The request => Answer with one number only: the number of lines that include the word "content".

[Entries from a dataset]
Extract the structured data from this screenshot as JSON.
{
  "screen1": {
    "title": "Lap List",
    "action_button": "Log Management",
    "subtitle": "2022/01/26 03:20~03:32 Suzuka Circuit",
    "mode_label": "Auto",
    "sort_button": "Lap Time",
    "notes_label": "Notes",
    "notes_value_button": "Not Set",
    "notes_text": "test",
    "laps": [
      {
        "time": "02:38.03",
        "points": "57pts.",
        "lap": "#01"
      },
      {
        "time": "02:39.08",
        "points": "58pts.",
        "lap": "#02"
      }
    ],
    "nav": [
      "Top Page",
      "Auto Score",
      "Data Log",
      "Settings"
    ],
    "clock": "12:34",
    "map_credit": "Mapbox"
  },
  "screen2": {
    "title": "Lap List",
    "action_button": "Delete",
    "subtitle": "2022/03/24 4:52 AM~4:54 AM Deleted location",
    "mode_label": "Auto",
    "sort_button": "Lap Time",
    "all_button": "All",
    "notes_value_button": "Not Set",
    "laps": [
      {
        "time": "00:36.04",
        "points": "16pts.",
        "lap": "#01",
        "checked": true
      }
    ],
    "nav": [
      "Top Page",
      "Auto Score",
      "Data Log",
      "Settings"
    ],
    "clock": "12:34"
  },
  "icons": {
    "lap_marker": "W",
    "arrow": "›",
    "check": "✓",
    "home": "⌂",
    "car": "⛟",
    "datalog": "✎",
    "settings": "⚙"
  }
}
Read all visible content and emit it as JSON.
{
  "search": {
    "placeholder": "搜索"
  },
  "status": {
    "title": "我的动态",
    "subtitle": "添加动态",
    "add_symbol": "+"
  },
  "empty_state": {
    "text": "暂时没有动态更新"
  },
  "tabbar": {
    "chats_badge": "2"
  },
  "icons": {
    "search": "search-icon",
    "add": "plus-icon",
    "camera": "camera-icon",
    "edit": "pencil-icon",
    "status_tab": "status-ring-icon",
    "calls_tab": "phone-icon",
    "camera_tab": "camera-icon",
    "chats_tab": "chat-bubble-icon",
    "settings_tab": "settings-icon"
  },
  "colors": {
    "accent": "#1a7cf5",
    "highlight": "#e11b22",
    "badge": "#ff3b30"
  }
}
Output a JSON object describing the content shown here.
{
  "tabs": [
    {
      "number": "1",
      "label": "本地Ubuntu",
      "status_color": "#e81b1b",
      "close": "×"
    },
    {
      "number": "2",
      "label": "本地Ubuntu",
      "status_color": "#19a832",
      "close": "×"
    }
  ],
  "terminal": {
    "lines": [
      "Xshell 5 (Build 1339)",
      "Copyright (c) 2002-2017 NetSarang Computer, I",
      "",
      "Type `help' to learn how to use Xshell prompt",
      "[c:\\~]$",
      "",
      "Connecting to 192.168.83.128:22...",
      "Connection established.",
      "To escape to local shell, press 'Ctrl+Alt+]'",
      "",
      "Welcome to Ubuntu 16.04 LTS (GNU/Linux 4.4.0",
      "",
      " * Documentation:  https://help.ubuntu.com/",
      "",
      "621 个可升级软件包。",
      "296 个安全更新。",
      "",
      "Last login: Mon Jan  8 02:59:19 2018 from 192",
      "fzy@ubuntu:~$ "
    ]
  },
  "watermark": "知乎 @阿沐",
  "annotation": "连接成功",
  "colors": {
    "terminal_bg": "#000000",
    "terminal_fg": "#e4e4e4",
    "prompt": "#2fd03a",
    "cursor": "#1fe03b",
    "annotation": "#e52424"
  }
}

Final result => 2